==== DATA FOR THE TASK

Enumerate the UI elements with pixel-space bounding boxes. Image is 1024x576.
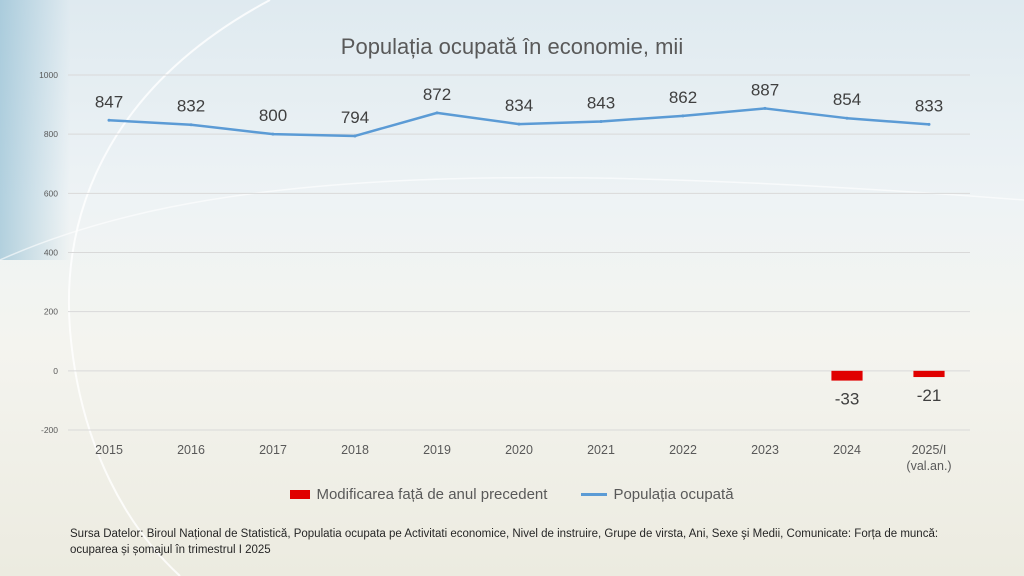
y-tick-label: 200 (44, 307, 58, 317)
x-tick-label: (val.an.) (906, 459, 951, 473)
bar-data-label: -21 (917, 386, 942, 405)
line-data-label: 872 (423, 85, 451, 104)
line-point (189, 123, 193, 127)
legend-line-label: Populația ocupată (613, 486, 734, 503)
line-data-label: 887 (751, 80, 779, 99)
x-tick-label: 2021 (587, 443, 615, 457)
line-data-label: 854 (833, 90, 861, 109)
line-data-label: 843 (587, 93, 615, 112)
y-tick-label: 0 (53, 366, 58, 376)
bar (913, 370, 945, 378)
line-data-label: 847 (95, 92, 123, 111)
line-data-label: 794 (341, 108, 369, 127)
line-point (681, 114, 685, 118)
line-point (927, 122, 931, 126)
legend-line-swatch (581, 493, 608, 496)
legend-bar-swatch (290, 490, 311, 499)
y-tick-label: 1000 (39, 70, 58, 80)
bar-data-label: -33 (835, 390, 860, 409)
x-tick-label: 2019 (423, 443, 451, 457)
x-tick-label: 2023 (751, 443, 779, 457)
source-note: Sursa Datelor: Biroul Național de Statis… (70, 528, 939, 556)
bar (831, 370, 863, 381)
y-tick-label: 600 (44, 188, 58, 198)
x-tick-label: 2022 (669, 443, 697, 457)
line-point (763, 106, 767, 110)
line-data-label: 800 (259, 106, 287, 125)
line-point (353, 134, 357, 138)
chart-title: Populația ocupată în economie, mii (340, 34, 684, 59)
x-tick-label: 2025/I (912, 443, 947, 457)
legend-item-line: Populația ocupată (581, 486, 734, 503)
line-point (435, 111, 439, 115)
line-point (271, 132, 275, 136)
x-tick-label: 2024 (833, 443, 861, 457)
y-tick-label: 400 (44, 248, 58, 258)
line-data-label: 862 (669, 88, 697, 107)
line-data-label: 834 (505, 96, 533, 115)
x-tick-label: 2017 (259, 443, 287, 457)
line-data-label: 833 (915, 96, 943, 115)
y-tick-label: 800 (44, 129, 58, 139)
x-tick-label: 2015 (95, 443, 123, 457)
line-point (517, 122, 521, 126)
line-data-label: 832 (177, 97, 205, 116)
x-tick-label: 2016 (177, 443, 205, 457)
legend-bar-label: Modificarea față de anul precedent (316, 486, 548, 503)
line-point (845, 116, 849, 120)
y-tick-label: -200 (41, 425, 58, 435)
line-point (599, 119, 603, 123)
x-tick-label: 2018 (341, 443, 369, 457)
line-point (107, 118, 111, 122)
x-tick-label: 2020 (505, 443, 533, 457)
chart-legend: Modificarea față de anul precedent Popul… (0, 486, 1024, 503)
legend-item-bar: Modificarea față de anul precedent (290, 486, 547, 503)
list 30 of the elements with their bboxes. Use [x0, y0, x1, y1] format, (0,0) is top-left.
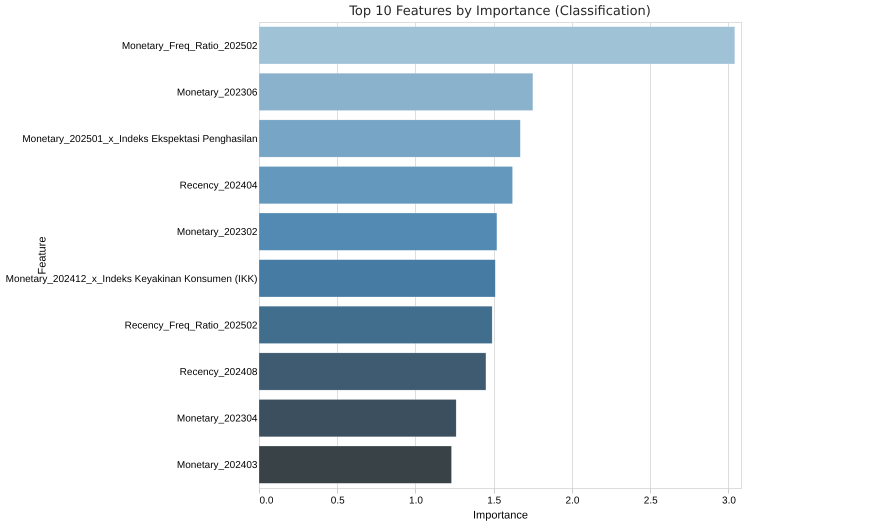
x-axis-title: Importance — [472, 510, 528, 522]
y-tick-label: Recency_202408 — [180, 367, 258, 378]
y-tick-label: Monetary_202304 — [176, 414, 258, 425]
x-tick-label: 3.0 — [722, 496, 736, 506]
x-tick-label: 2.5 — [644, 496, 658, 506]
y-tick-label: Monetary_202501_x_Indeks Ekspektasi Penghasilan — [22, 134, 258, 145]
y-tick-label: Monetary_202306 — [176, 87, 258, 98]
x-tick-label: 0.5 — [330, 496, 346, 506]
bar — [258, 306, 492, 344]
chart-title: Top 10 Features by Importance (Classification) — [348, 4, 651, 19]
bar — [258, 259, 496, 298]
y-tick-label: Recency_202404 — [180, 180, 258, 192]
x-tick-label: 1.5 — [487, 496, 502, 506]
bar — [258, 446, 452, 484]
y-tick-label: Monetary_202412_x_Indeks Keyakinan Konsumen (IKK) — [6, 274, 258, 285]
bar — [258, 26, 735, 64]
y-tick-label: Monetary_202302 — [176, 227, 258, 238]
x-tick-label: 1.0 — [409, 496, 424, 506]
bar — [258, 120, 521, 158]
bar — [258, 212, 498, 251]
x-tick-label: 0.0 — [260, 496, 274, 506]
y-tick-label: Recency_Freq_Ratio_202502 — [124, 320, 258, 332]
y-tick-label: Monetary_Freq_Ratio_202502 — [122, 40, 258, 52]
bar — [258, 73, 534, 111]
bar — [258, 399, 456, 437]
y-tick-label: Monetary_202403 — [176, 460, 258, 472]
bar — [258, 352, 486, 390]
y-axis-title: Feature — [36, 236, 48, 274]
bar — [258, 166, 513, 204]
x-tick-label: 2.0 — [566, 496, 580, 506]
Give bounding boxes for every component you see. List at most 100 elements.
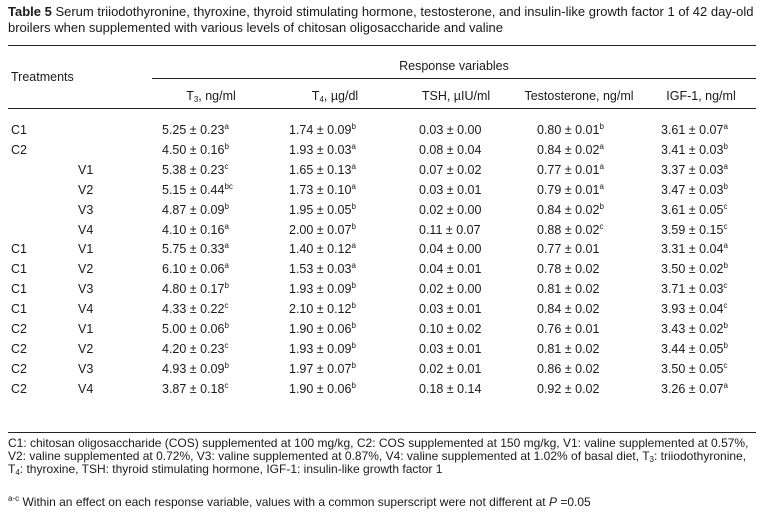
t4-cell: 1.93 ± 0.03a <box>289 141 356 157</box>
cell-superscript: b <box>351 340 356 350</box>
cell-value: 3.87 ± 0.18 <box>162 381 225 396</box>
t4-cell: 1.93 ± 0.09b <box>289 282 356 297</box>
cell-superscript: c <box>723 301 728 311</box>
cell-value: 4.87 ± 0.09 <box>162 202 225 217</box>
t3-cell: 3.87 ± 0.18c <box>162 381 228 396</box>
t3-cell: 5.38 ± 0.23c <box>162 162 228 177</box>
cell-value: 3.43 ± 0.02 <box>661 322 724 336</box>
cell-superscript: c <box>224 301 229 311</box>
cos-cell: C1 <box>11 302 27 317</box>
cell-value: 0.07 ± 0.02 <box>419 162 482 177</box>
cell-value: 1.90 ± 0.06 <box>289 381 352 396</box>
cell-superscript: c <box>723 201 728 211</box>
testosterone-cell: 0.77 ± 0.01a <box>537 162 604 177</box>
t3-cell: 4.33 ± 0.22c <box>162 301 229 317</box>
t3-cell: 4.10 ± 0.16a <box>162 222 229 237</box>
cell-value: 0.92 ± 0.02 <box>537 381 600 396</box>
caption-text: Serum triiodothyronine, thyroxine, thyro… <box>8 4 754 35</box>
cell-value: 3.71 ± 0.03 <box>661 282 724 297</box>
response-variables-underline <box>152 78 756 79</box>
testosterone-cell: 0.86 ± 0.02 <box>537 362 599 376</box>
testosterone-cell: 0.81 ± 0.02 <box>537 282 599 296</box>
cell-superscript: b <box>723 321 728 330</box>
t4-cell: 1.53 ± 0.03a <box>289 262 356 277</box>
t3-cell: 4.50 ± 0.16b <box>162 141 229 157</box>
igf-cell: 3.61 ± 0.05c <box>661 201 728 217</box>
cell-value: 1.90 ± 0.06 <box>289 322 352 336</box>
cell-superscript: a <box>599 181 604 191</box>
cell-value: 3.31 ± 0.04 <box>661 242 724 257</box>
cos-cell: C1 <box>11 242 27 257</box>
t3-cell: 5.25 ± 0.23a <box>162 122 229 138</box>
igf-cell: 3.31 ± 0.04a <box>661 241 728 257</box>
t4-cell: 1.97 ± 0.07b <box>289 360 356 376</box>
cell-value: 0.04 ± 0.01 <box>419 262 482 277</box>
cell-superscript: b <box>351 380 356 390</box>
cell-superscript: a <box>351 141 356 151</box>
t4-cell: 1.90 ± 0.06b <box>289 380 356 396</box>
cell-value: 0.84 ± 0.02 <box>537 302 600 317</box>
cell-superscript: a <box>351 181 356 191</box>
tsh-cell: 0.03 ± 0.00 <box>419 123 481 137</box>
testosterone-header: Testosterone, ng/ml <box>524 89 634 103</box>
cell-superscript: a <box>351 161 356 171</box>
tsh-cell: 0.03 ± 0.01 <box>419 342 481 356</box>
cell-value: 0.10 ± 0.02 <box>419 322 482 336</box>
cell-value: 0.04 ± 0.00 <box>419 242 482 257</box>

========

REQUIREMENT: Reproduce every line of the records above verbatim, leaving out the pictures.

ANSWER BELOW:
Enumerate the UI elements with pixel-space bounding boxes. Image is 1024x576.
y-tick-label: 200 (44, 307, 58, 317)
x-tick-label: (val.an.) (906, 459, 951, 473)
bar-data-label: -21 (917, 386, 942, 405)
line-data-label: 872 (423, 85, 451, 104)
line-point (189, 123, 193, 127)
legend-line-label: Populația ocupată (613, 486, 734, 503)
line-data-label: 887 (751, 80, 779, 99)
x-tick-label: 2021 (587, 443, 615, 457)
line-data-label: 854 (833, 90, 861, 109)
line-data-label: 843 (587, 93, 615, 112)
y-tick-label: 0 (53, 366, 58, 376)
bar (913, 370, 945, 378)
line-data-label: 847 (95, 92, 123, 111)
line-data-label: 794 (341, 108, 369, 127)
line-point (681, 114, 685, 118)
line-point (927, 122, 931, 126)
legend-line-swatch (581, 493, 608, 496)
legend-bar-swatch (290, 490, 311, 499)
y-tick-label: 1000 (39, 70, 58, 80)
bar-data-label: -33 (835, 390, 860, 409)
x-tick-label: 2019 (423, 443, 451, 457)
x-tick-label: 2023 (751, 443, 779, 457)
source-note: Sursa Datelor: Biroul Național de Statis… (70, 528, 939, 556)
bar (831, 370, 863, 381)
y-tick-label: 600 (44, 188, 58, 198)
x-tick-label: 2022 (669, 443, 697, 457)
line-point (763, 106, 767, 110)
line-data-label: 800 (259, 106, 287, 125)
line-point (353, 134, 357, 138)
chart-title: Populația ocupată în economie, mii (340, 34, 684, 59)
x-tick-label: 2025/I (912, 443, 947, 457)
legend-item-line: Populația ocupată (581, 486, 734, 503)
line-point (435, 111, 439, 115)
line-point (271, 132, 275, 136)
x-tick-label: 2024 (833, 443, 861, 457)
y-tick-label: 400 (44, 248, 58, 258)
line-data-label: 862 (669, 88, 697, 107)
line-data-label: 834 (505, 96, 533, 115)
x-tick-label: 2017 (259, 443, 287, 457)
line-data-label: 833 (915, 96, 943, 115)
y-tick-label: 800 (44, 129, 58, 139)
x-tick-label: 2015 (95, 443, 123, 457)
line-point (517, 122, 521, 126)
line-data-label: 832 (177, 97, 205, 116)
x-tick-label: 2016 (177, 443, 205, 457)
legend-bar-label: Modificarea față de anul precedent (316, 486, 548, 503)
line-point (845, 116, 849, 120)
y-tick-label: -200 (41, 425, 58, 435)
line-point (599, 119, 603, 123)
x-tick-label: 2018 (341, 443, 369, 457)
line-point (107, 118, 111, 122)
x-tick-label: 2020 (505, 443, 533, 457)
chart-legend: Modificarea față de anul precedent Popul… (0, 486, 1024, 503)
legend-item-bar: Modificarea față de anul precedent (290, 486, 547, 503)
list 30 of the elements with their bboxes. Use [x0, y0, x1, y1] format, (0,0) is top-left.
x-axis-title: Importance — [472, 510, 528, 522]
y-tick-label: Recency_202408 — [180, 367, 258, 378]
y-tick-label: Monetary_202304 — [176, 414, 258, 425]
x-tick-label: 3.0 — [722, 496, 736, 506]
x-tick-label: 2.5 — [644, 496, 658, 506]
y-tick-label: Monetary_202501_x_Indeks Ekspektasi Penghasilan — [22, 134, 258, 145]
y-tick-label: Monetary_202306 — [176, 87, 258, 98]
x-tick-label: 0.5 — [330, 496, 346, 506]
bar — [258, 306, 492, 344]
chart-title: Top 10 Features by Importance (Classification) — [348, 4, 651, 19]
bar — [258, 259, 496, 298]
y-tick-label: Recency_202404 — [180, 180, 258, 192]
x-tick-label: 1.5 — [487, 496, 502, 506]
bar — [258, 446, 452, 484]
y-tick-label: Monetary_202412_x_Indeks Keyakinan Konsumen (IKK) — [6, 274, 258, 285]
bar — [258, 26, 735, 64]
y-tick-label: Monetary_202302 — [176, 227, 258, 238]
x-tick-label: 1.0 — [409, 496, 424, 506]
bar — [258, 120, 521, 158]
bar — [258, 212, 498, 251]
x-tick-label: 0.0 — [260, 496, 274, 506]
y-tick-label: Recency_Freq_Ratio_202502 — [124, 320, 258, 332]
y-tick-label: Monetary_Freq_Ratio_202502 — [122, 40, 258, 52]
bar — [258, 73, 534, 111]
bar — [258, 399, 456, 437]
y-tick-label: Monetary_202403 — [176, 460, 258, 472]
bar — [258, 352, 486, 390]
y-axis-title: Feature — [36, 236, 48, 274]
bar — [258, 166, 513, 204]
x-tick-label: 2.0 — [566, 496, 580, 506]
Give bounding boxes for every component you see. List at most 100 elements.
t4-cell: 1.93 ± 0.03a <box>289 141 356 157</box>
cell-superscript: b <box>351 340 356 350</box>
cell-value: 3.87 ± 0.18 <box>162 381 225 396</box>
t4-cell: 1.93 ± 0.09b <box>289 282 356 297</box>
cell-superscript: c <box>723 301 728 311</box>
cell-value: 4.87 ± 0.09 <box>162 202 225 217</box>
t3-cell: 3.87 ± 0.18c <box>162 381 228 396</box>
t3-cell: 5.38 ± 0.23c <box>162 162 228 177</box>
cell-value: 3.43 ± 0.02 <box>661 322 724 336</box>
cell-superscript: c <box>224 301 229 311</box>
cos-cell: C1 <box>11 302 27 317</box>
cell-value: 0.07 ± 0.02 <box>419 162 482 177</box>
cell-value: 1.90 ± 0.06 <box>289 381 352 396</box>
cell-superscript: c <box>723 201 728 211</box>
testosterone-cell: 0.77 ± 0.01a <box>537 162 604 177</box>
t3-cell: 4.33 ± 0.22c <box>162 301 229 317</box>
t3-cell: 4.10 ± 0.16a <box>162 222 229 237</box>
cell-value: 0.92 ± 0.02 <box>537 381 600 396</box>
caption-text: Serum triiodothyronine, thyroxine, thyro… <box>8 4 754 35</box>
cell-value: 3.71 ± 0.03 <box>661 282 724 297</box>
response-variables-underline <box>152 78 756 79</box>
testosterone-cell: 0.86 ± 0.02 <box>537 362 599 376</box>
testosterone-cell: 0.81 ± 0.02 <box>537 282 599 296</box>
cell-superscript: b <box>723 321 728 330</box>
t4-cell: 1.53 ± 0.03a <box>289 262 356 277</box>
t3-cell: 4.50 ± 0.16b <box>162 141 229 157</box>
igf-cell: 3.61 ± 0.05c <box>661 201 728 217</box>
cell-value: 1.90 ± 0.06 <box>289 322 352 336</box>
cell-superscript: a <box>599 181 604 191</box>
cell-value: 3.31 ± 0.04 <box>661 242 724 257</box>
cos-cell: C1 <box>11 242 27 257</box>
t3-cell: 5.25 ± 0.23a <box>162 122 229 138</box>
igf-cell: 3.31 ± 0.04a <box>661 241 728 257</box>
t4-cell: 1.97 ± 0.07b <box>289 360 356 376</box>
cell-value: 0.04 ± 0.01 <box>419 262 482 277</box>
cell-superscript: b <box>351 380 356 390</box>
cell-superscript: a <box>351 141 356 151</box>
t4-cell: 1.90 ± 0.06b <box>289 380 356 396</box>
cell-value: 0.84 ± 0.02 <box>537 302 600 317</box>
cell-superscript: a <box>351 181 356 191</box>
tsh-cell: 0.03 ± 0.00 <box>419 123 481 137</box>
testosterone-header: Testosterone, ng/ml <box>524 89 634 103</box>
cell-superscript: a <box>351 161 356 171</box>
tsh-cell: 0.03 ± 0.01 <box>419 342 481 356</box>
cell-value: 0.10 ± 0.02 <box>419 322 482 336</box>
cell-value: 0.04 ± 0.00 <box>419 242 482 257</box>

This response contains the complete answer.